## Exercise
Extract the whole listing as it stands. Do not include the pictures.

## Data supplied
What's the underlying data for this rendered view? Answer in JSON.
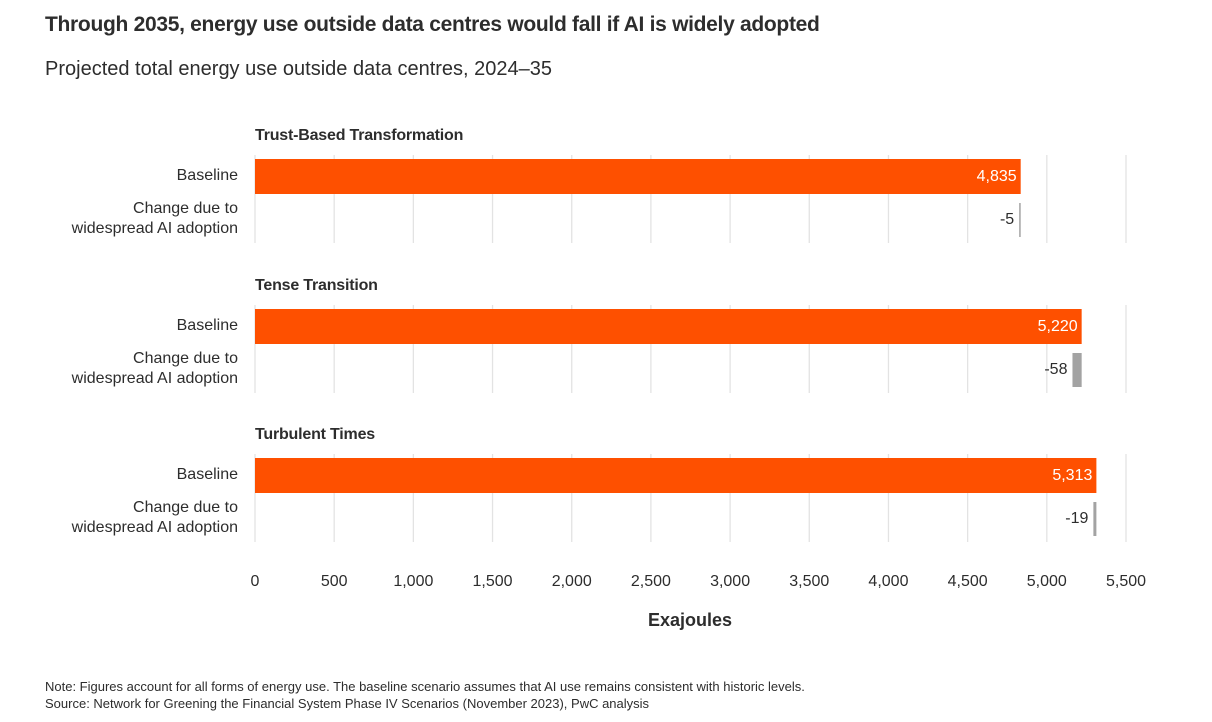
{
  "header": {
    "title": "Through 2035, energy use outside data centres would fall if AI is widely adopted",
    "subtitle": "Projected total energy use outside data centres, 2024–35"
  },
  "footer": {
    "note": "Note: Figures account for all forms of energy use. The baseline scenario assumes that AI use remains consistent with historic levels.",
    "source": "Source: Network for Greening the Financial System Phase IV Scenarios (November 2023), PwC analysis"
  },
  "chart_data": {
    "type": "bar",
    "orientation": "horizontal",
    "title": "Through 2035, energy use outside data centres would fall if AI is widely adopted",
    "subtitle": "Projected total energy use outside data centres, 2024–35",
    "xlabel": "Exajoules",
    "xlim": [
      0,
      5500
    ],
    "xticks": [
      0,
      500,
      1000,
      1500,
      2000,
      2500,
      3000,
      3500,
      4000,
      4500,
      5000,
      5500
    ],
    "xtick_labels": [
      "0",
      "500",
      "1,000",
      "1,500",
      "2,000",
      "2,500",
      "3,000",
      "3,500",
      "4,000",
      "4,500",
      "5,000",
      "5,500"
    ],
    "grid": true,
    "row_labels": {
      "baseline": "Baseline",
      "change": [
        "Change due to",
        "widespread AI adoption"
      ]
    },
    "groups": [
      {
        "name": "Trust-Based Transformation",
        "baseline": 4835,
        "baseline_label": "4,835",
        "change": -5,
        "change_label": "-5"
      },
      {
        "name": "Tense Transition",
        "baseline": 5220,
        "baseline_label": "5,220",
        "change": -58,
        "change_label": "-58"
      },
      {
        "name": "Turbulent Times",
        "baseline": 5313,
        "baseline_label": "5,313",
        "change": -19,
        "change_label": "-19"
      }
    ],
    "colors": {
      "baseline": "#fe5000",
      "change": "#a3a3a3",
      "grid": "#e3e3e3"
    }
  }
}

## Reply to the task
What's the underlying data for this rendered view? Answer in JSON.
{
  "header": {
    "title": "Through 2035, energy use outside data centres would fall if AI is widely adopted",
    "subtitle": "Projected total energy use outside data centres, 2024–35"
  },
  "footer": {
    "note": "Note: Figures account for all forms of energy use. The baseline scenario assumes that AI use remains consistent with historic levels.",
    "source": "Source: Network for Greening the Financial System Phase IV Scenarios (November 2023), PwC analysis"
  },
  "chart_data": {
    "type": "bar",
    "orientation": "horizontal",
    "title": "Through 2035, energy use outside data centres would fall if AI is widely adopted",
    "subtitle": "Projected total energy use outside data centres, 2024–35",
    "xlabel": "Exajoules",
    "xlim": [
      0,
      5500
    ],
    "xticks": [
      0,
      500,
      1000,
      1500,
      2000,
      2500,
      3000,
      3500,
      4000,
      4500,
      5000,
      5500
    ],
    "xtick_labels": [
      "0",
      "500",
      "1,000",
      "1,500",
      "2,000",
      "2,500",
      "3,000",
      "3,500",
      "4,000",
      "4,500",
      "5,000",
      "5,500"
    ],
    "grid": true,
    "row_labels": {
      "baseline": "Baseline",
      "change": [
        "Change due to",
        "widespread AI adoption"
      ]
    },
    "groups": [
      {
        "name": "Trust-Based Transformation",
        "baseline": 4835,
        "baseline_label": "4,835",
        "change": -5,
        "change_label": "-5"
      },
      {
        "name": "Tense Transition",
        "baseline": 5220,
        "baseline_label": "5,220",
        "change": -58,
        "change_label": "-58"
      },
      {
        "name": "Turbulent Times",
        "baseline": 5313,
        "baseline_label": "5,313",
        "change": -19,
        "change_label": "-19"
      }
    ],
    "colors": {
      "baseline": "#fe5000",
      "change": "#a3a3a3",
      "grid": "#e3e3e3"
    }
  }
}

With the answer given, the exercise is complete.